_Data supplied_.
=======
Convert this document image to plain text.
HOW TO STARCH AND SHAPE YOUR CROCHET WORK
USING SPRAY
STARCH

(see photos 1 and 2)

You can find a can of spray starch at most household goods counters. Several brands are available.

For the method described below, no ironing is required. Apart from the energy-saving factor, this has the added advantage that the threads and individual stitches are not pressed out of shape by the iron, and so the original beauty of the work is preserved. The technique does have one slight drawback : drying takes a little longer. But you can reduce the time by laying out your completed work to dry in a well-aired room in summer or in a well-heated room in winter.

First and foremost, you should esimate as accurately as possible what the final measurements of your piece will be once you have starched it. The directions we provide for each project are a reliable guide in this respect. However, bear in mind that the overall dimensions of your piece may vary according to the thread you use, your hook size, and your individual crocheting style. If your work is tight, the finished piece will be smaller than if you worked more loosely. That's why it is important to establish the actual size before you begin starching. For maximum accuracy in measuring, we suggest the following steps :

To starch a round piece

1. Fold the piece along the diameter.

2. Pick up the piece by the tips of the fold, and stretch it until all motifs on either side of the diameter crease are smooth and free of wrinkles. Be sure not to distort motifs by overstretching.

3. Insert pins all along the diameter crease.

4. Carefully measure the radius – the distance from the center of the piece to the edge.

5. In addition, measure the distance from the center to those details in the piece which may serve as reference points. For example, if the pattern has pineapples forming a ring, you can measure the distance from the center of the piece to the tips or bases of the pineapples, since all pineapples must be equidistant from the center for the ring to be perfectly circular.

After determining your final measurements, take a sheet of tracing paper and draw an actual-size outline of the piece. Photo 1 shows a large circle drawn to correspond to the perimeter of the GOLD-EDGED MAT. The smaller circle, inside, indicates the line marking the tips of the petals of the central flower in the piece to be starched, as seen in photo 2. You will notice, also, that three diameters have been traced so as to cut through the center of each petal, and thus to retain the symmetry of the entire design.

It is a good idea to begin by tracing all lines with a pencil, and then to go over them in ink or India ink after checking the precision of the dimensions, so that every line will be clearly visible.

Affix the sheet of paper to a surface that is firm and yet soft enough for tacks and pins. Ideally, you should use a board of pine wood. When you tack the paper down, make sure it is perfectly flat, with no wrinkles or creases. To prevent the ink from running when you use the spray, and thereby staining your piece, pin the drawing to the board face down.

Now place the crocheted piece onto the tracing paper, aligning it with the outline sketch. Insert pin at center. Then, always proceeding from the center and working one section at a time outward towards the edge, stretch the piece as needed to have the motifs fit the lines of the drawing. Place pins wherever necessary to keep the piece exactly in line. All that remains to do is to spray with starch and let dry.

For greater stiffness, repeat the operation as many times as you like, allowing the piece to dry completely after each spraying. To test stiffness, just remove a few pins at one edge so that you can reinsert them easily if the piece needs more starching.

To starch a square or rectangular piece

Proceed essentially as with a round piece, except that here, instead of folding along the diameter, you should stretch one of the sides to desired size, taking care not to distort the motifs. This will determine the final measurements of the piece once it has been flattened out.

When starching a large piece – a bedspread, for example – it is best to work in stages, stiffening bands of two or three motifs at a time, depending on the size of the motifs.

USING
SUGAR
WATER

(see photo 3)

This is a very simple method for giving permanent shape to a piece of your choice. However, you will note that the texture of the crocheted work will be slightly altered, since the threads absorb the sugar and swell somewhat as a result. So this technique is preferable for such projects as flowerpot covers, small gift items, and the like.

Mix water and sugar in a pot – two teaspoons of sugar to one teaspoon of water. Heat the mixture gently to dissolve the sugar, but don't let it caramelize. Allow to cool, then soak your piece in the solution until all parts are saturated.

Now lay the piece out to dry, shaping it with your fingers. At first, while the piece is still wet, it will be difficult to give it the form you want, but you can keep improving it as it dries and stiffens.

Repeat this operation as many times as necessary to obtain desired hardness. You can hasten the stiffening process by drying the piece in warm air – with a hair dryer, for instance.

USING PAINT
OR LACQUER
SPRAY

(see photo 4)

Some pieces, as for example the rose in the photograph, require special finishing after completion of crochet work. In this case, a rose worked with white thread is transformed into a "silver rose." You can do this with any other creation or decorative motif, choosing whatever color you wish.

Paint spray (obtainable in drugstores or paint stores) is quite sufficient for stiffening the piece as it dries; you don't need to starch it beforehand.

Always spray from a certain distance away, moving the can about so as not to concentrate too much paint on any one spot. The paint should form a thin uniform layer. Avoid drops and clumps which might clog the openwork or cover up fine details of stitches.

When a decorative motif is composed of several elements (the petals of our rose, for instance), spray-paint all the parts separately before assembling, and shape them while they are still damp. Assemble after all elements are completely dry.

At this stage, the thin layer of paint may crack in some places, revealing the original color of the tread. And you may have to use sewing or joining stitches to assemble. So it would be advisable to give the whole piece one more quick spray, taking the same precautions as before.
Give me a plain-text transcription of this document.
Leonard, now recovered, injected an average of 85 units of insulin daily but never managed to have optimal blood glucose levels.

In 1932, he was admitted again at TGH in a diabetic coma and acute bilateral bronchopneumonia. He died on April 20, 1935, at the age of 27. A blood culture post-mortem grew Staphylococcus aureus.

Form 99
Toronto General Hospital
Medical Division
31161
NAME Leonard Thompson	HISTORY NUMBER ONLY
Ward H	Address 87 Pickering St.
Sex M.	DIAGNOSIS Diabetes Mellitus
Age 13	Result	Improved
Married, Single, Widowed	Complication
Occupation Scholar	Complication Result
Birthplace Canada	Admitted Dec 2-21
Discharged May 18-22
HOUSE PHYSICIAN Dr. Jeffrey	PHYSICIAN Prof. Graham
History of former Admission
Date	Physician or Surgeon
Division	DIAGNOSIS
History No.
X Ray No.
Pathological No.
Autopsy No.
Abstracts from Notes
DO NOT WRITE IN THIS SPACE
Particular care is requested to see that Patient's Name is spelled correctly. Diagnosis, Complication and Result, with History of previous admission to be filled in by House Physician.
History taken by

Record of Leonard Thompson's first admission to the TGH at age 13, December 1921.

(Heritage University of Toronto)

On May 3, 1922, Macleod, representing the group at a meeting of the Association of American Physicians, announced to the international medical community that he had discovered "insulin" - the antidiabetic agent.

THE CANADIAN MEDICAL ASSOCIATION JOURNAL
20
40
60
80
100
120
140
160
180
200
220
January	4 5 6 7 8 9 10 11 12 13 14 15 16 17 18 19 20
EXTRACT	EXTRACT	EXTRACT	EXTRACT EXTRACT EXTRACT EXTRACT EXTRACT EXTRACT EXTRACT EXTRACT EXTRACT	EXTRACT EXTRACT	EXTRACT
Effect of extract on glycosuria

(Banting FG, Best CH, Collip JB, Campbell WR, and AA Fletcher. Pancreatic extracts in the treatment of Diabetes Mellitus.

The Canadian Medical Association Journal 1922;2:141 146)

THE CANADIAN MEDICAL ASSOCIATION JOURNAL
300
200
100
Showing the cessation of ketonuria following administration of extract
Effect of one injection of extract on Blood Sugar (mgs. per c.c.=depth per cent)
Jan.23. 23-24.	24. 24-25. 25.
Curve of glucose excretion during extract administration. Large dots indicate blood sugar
=======
_Description of the task_. Show all lines in the entries above where the word "plain" appears.

_Solution_.
Convert this document image to plain text.
Give me a plain-text transcription of this document.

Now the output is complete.